Reply with one number only: the count of lines below that contain the word "terms".

--- Begin Exercise inputs ---

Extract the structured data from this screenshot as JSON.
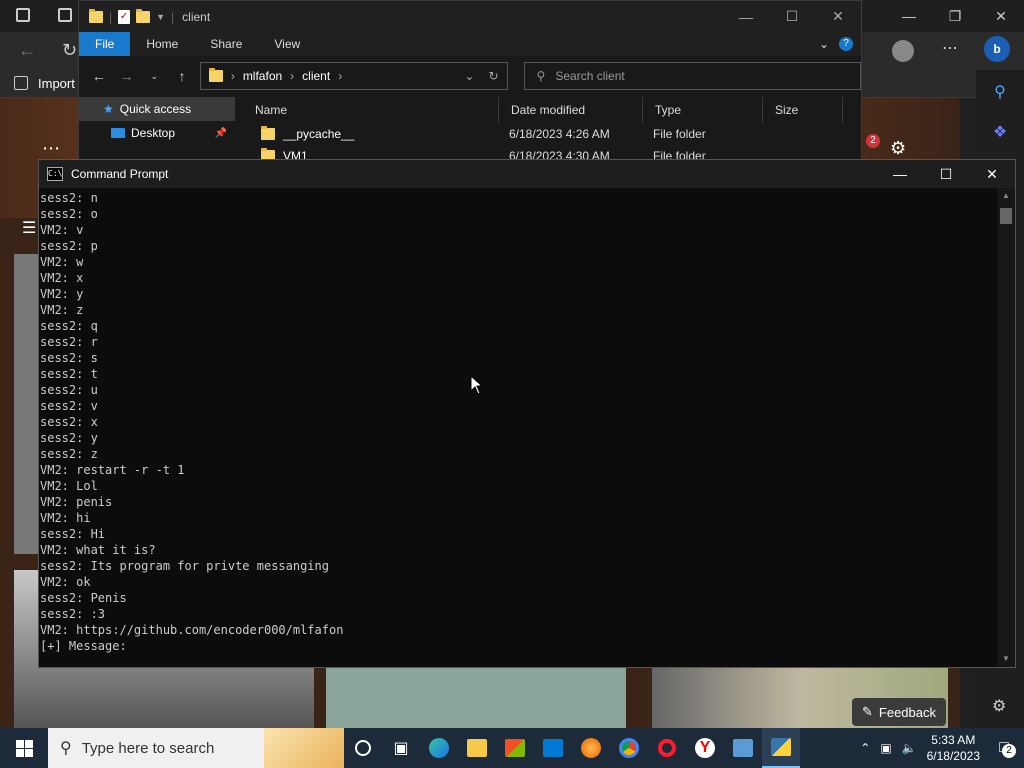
{
  "edge": {
    "import_label": "Import",
    "notification_count": "2",
    "feedback_label": "Feedback"
  },
  "explorer": {
    "title": "client",
    "ribbon_tabs": [
      "File",
      "Home",
      "Share",
      "View"
    ],
    "breadcrumb": [
      "mlfafon",
      "client"
    ],
    "search_placeholder": "Search client",
    "nav_items": [
      {
        "label": "Quick access",
        "icon": "star-icon"
      },
      {
        "label": "Desktop",
        "icon": "desktop-icon"
      }
    ],
    "columns": [
      "Name",
      "Date modified",
      "Type",
      "Size"
    ],
    "rows": [
      {
        "name": "__pycache__",
        "date": "6/18/2023 4:26 AM",
        "type": "File folder"
      },
      {
        "name": "VM1",
        "date": "6/18/2023 4:30 AM",
        "type": "File folder"
      }
    ]
  },
  "cmd": {
    "title": "Command Prompt",
    "lines": [
      "sess2: n",
      "sess2: o",
      "VM2: v",
      "sess2: p",
      "VM2: w",
      "VM2: x",
      "VM2: y",
      "VM2: z",
      "sess2: q",
      "sess2: r",
      "sess2: s",
      "sess2: t",
      "sess2: u",
      "sess2: v",
      "sess2: x",
      "sess2: y",
      "sess2: z",
      "VM2: restart -r -t 1",
      "VM2: Lol",
      "VM2: penis",
      "VM2: hi",
      "sess2: Hi",
      "VM2: what it is?",
      "sess2: Its program for privte messanging",
      "VM2: ok",
      "sess2: Penis",
      "sess2: :3",
      "VM2: https://github.com/encoder000/mlfafon",
      "[+] Message: "
    ]
  },
  "taskbar": {
    "search_placeholder": "Type here to search",
    "time": "5:33 AM",
    "date": "6/18/2023",
    "notification_badge": "2"
  }
}
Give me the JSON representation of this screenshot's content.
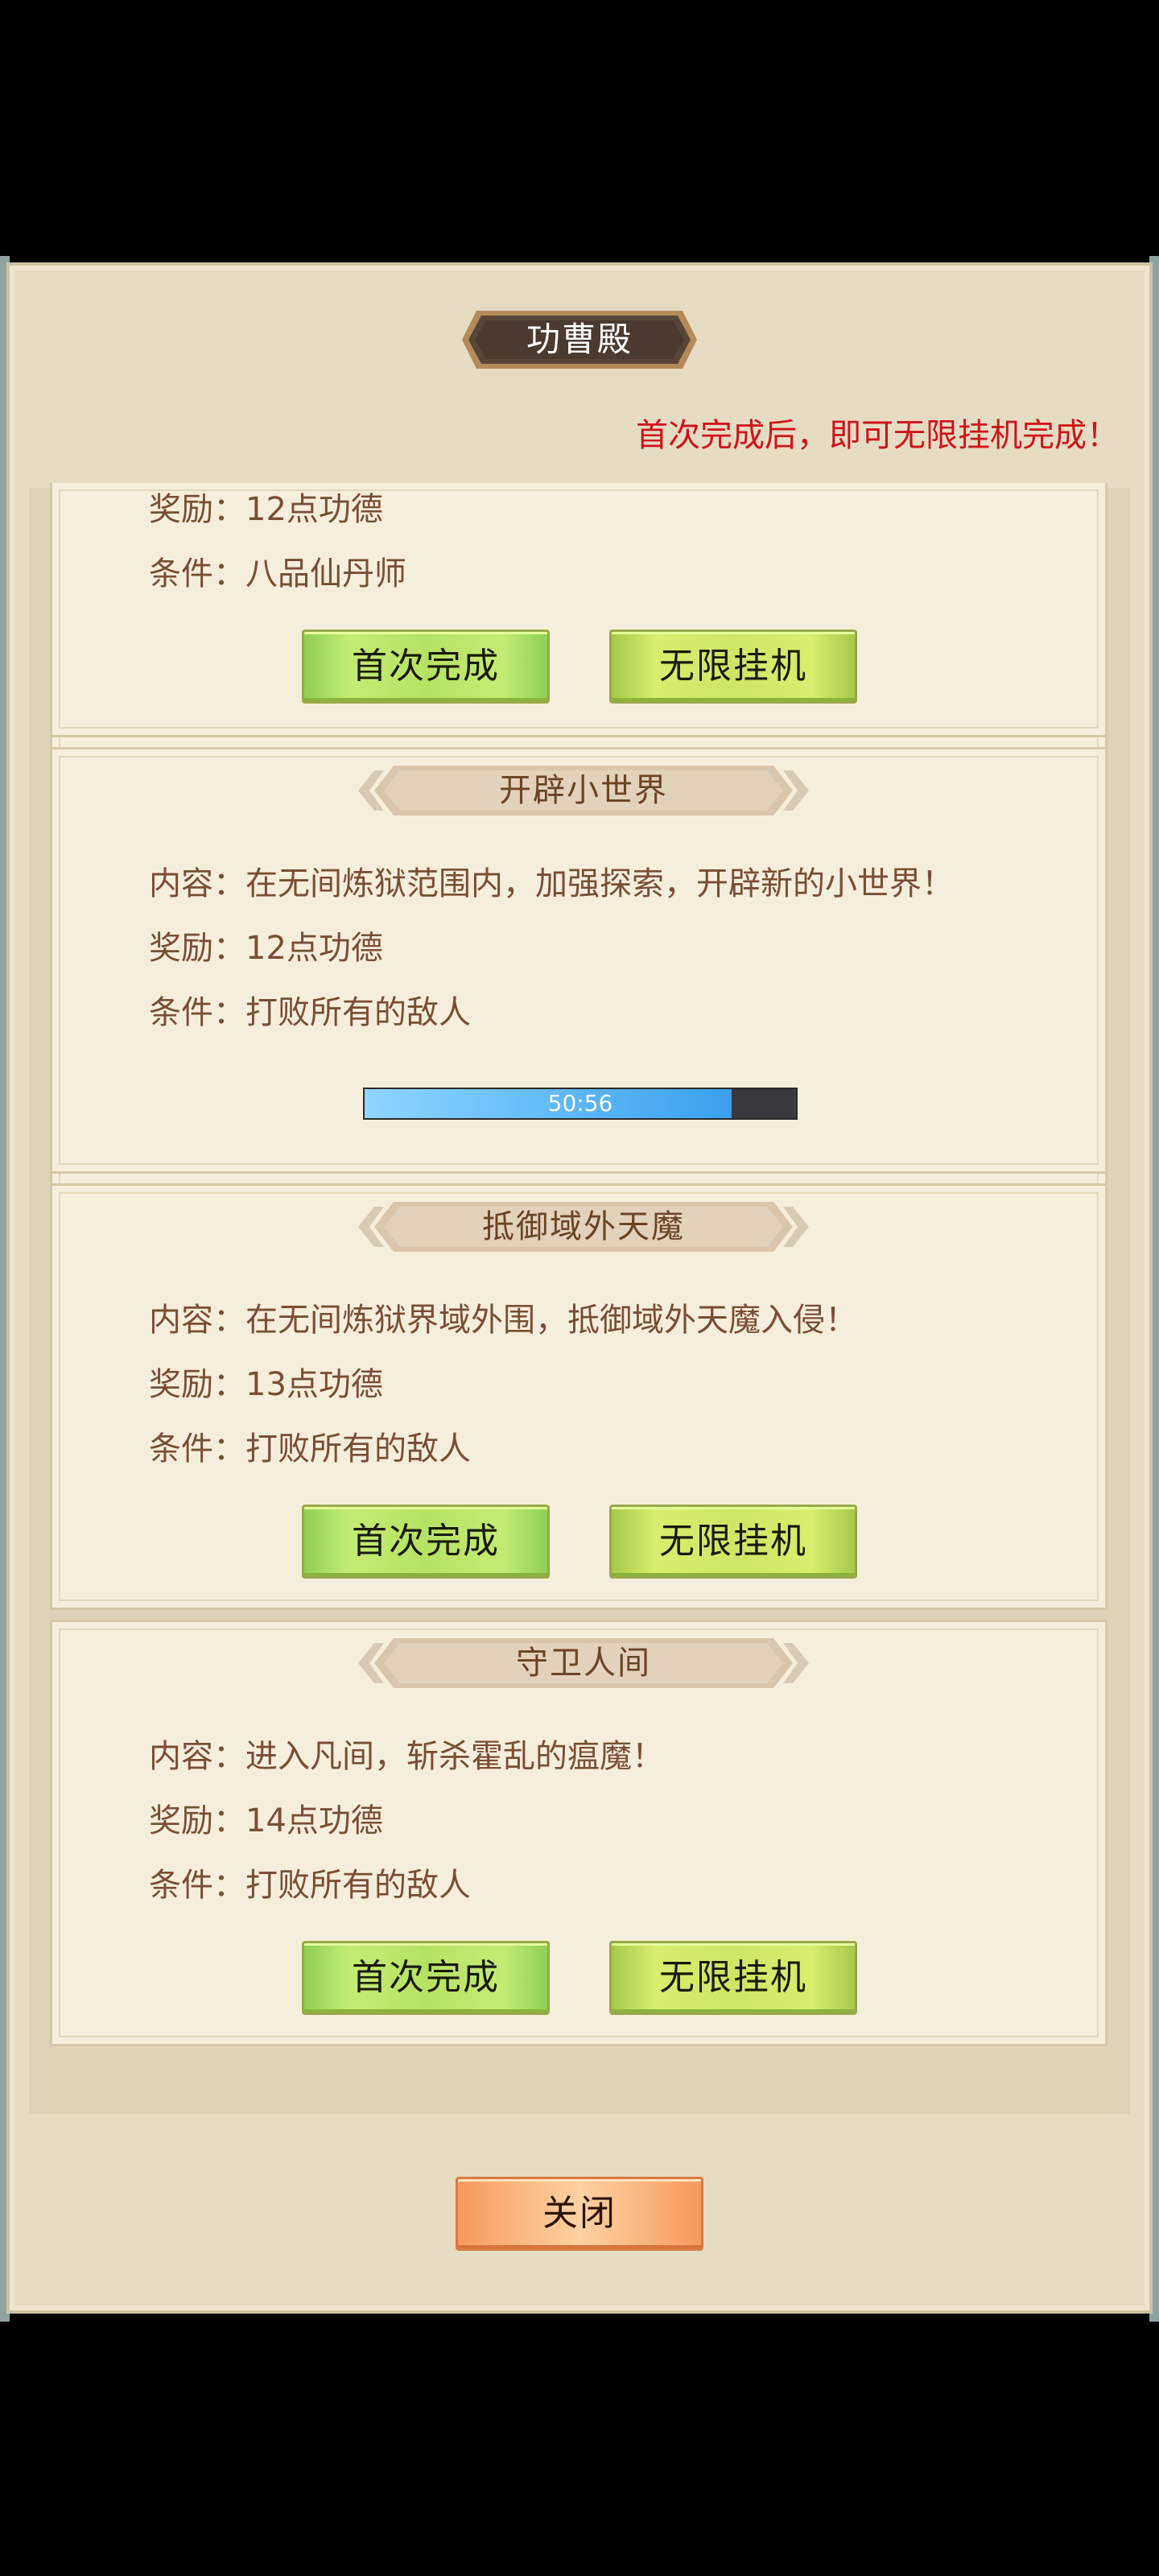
{
  "window_title": "功曹殿",
  "hint": "首次完成后，即可无限挂机完成！",
  "labels": {
    "content": "内容：",
    "reward": "奖励：",
    "condition": "条件："
  },
  "buttons": {
    "first_complete": "首次完成",
    "auto_idle": "无限挂机",
    "close": "关闭"
  },
  "cards": [
    {
      "title": "",
      "reward": "12点功德",
      "condition": "八品仙丹师",
      "action": "buttons"
    },
    {
      "title": "开辟小世界",
      "content": "在无间炼狱范围内，加强探索，开辟新的小世界！",
      "reward": "12点功德",
      "condition": "打败所有的敌人",
      "action": "progress",
      "progress": {
        "label": "50:56",
        "fraction": 0.85
      }
    },
    {
      "title": "抵御域外天魔",
      "content": "在无间炼狱界域外围，抵御域外天魔入侵！",
      "reward": "13点功德",
      "condition": "打败所有的敌人",
      "action": "buttons"
    },
    {
      "title": "守卫人间",
      "content": "进入凡间，斩杀霍乱的瘟魔！",
      "reward": "14点功德",
      "condition": "打败所有的敌人",
      "action": "buttons"
    }
  ],
  "colors": {
    "hint": "#d0141a",
    "text_brown": "#7a4e34",
    "progress_fill": "#3aa0ef"
  }
}
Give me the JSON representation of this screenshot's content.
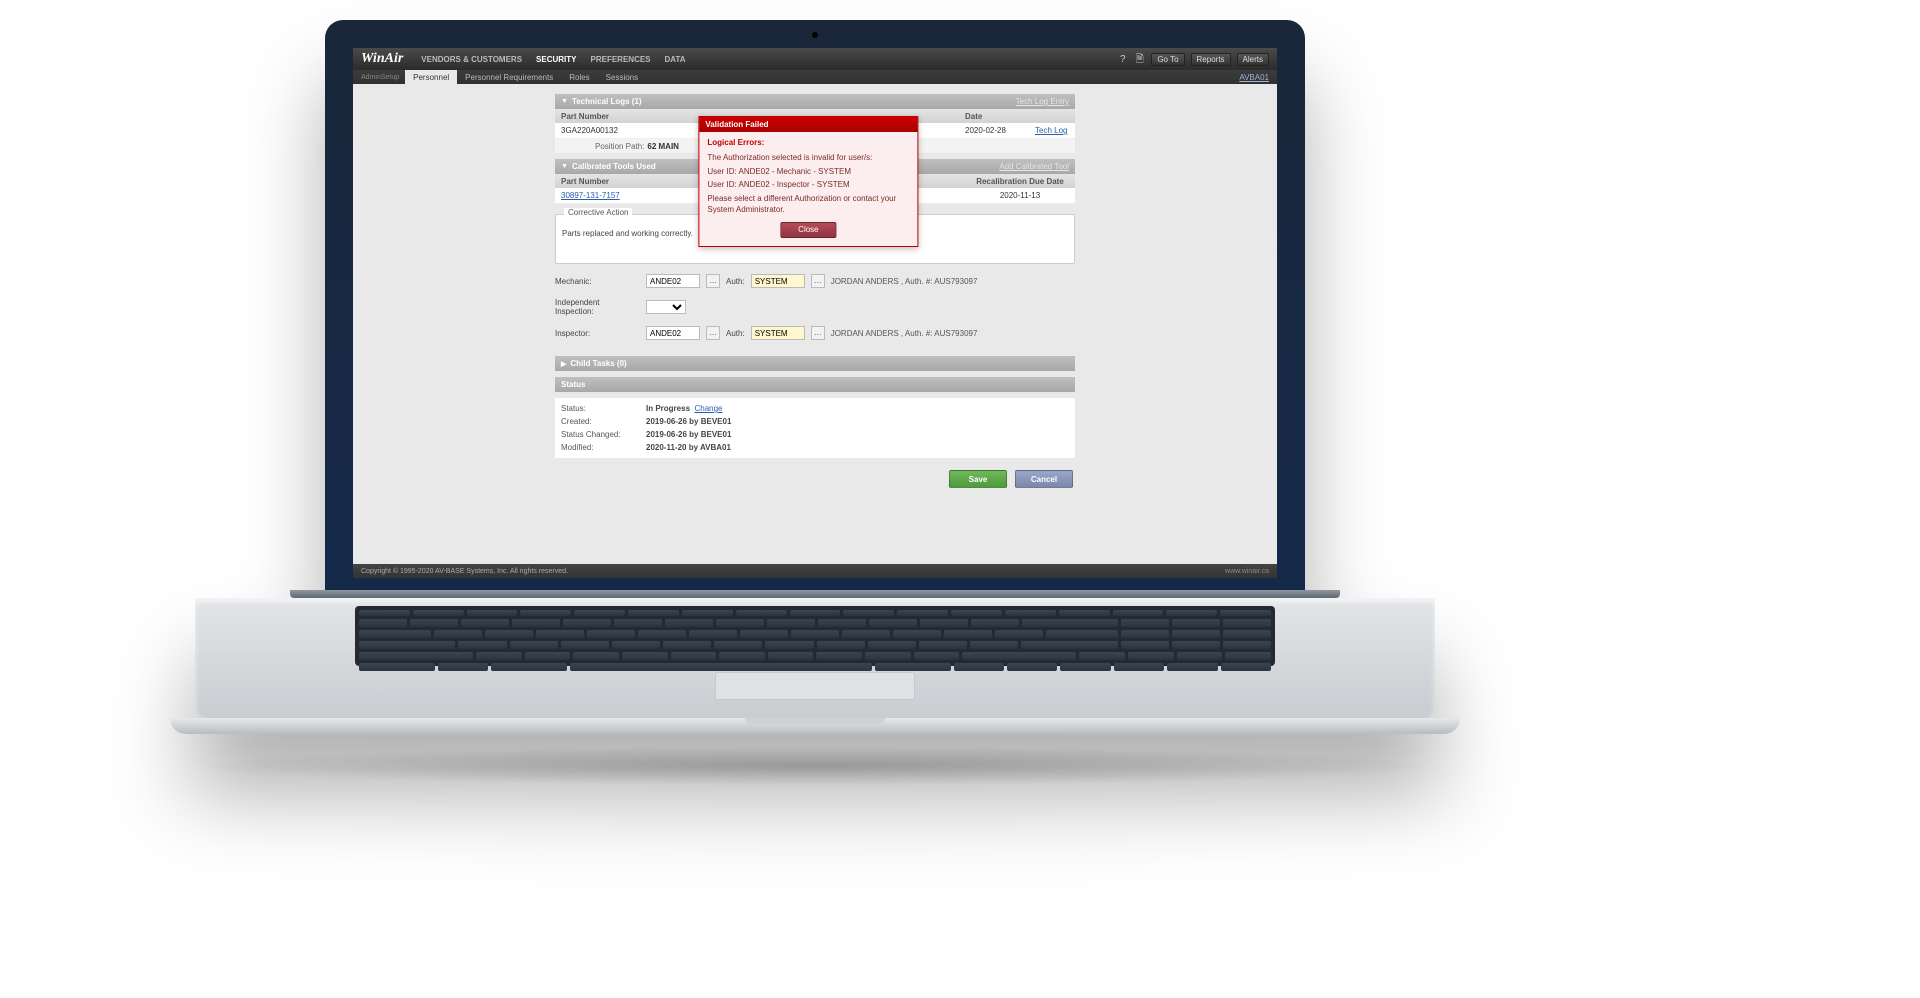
{
  "brand": "WinAir",
  "top_nav": {
    "items": [
      "VENDORS & CUSTOMERS",
      "SECURITY",
      "PREFERENCES",
      "DATA"
    ],
    "active_index": 1,
    "right_buttons": [
      "Go To",
      "Reports",
      "Alerts"
    ],
    "help_glyph": "?",
    "doc_glyph": "🗎"
  },
  "sub_nav": {
    "module": "AdminSetup",
    "tabs": [
      "Personnel",
      "Personnel Requirements",
      "Roles",
      "Sessions"
    ],
    "active_index": 0,
    "user_code": "AVBA01"
  },
  "panels": {
    "tech_logs": {
      "title": "Technical Logs (1)",
      "action": "Tech Log Entry",
      "cols": [
        "Part Number",
        "",
        "Date",
        ""
      ],
      "row": {
        "part": "3GA220A00132",
        "date": "2020-02-28",
        "link": "Tech Log"
      },
      "position_path": {
        "label": "Position Path:",
        "value": "62 MAIN"
      }
    },
    "cal_tools": {
      "title": "Calibrated Tools Used",
      "action": "Add Calibrated Tool",
      "cols": [
        "Part Number",
        "",
        "Recalibration Due Date"
      ],
      "row": {
        "part": "30897-131-7157",
        "due": "2020-11-13"
      }
    },
    "corrective": {
      "legend": "Corrective Action",
      "text": "Parts replaced and working correctly."
    },
    "signoff": {
      "mechanic_label": "Mechanic:",
      "inspector_label": "Inspector:",
      "indep_label": "Independent Inspection:",
      "auth_label": "Auth:",
      "mechanic_id": "ANDE02",
      "inspector_id": "ANDE02",
      "auth_value": "SYSTEM",
      "readout": "JORDAN ANDERS ,  Auth. #: AUS793097",
      "lookup_glyph": "…"
    },
    "child_tasks": {
      "title": "Child Tasks (0)"
    },
    "status": {
      "title": "Status",
      "rows": {
        "status_k": "Status:",
        "status_v": "In Progress",
        "status_change": "Change",
        "created_k": "Created:",
        "created_v": "2019-06-26 by BEVE01",
        "changed_k": "Status Changed:",
        "changed_v": "2019-06-26 by BEVE01",
        "modified_k": "Modified:",
        "modified_v": "2020-11-20 by AVBA01"
      }
    },
    "buttons": {
      "save": "Save",
      "cancel": "Cancel"
    }
  },
  "dialog": {
    "title": "Validation Failed",
    "heading": "Logical Errors:",
    "line1": "The Authorization selected is invalid for user/s:",
    "line2": "User ID: ANDE02 - Mechanic - SYSTEM",
    "line3": "User ID: ANDE02 - Inspector - SYSTEM",
    "line4": "Please select a different Authorization or contact your System Administrator.",
    "close": "Close"
  },
  "footer": {
    "left": "Copyright © 1995-2020 AV-BASE Systems, Inc. All rights reserved.",
    "right": "www.winair.ca"
  }
}
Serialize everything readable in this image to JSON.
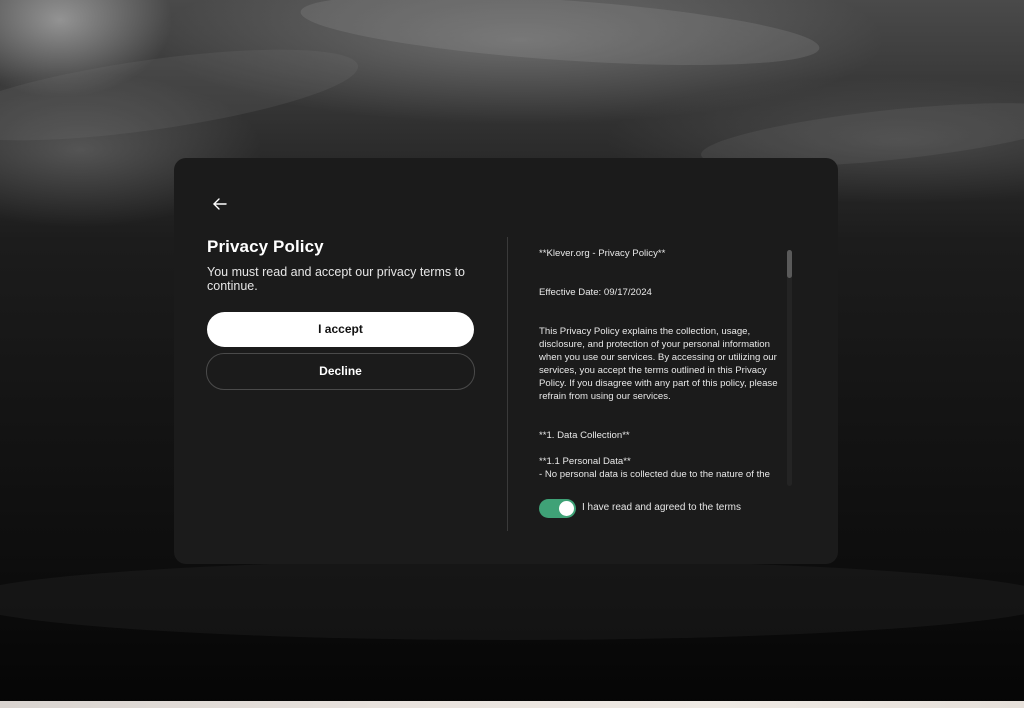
{
  "dialog": {
    "back_icon": "arrow-left-icon",
    "title": "Privacy Policy",
    "subtitle": "You must read and accept our privacy terms to continue.",
    "accept_label": "I accept",
    "decline_label": "Decline"
  },
  "policy": {
    "heading": "**Klever.org - Privacy Policy**",
    "effective_date": "Effective Date: 09/17/2024",
    "intro": "This Privacy Policy explains the collection, usage, disclosure, and protection of your personal information when you use our services. By accessing or utilizing our services, you accept the terms outlined in this Privacy Policy. If you disagree with any part of this policy, please refrain from using our services.",
    "section_1": "**1. Data Collection**",
    "section_1_1": "**1.1 Personal Data**",
    "section_1_1_text": "- No personal data is collected due to the nature of the"
  },
  "agreement": {
    "checked": true,
    "label": "I have read and agreed to the terms"
  },
  "colors": {
    "card_bg": "#1b1b1b",
    "toggle_on": "#3fa277",
    "accept_bg": "#ffffff"
  }
}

--- End Exercise inputs ---

> **Exercise output**
3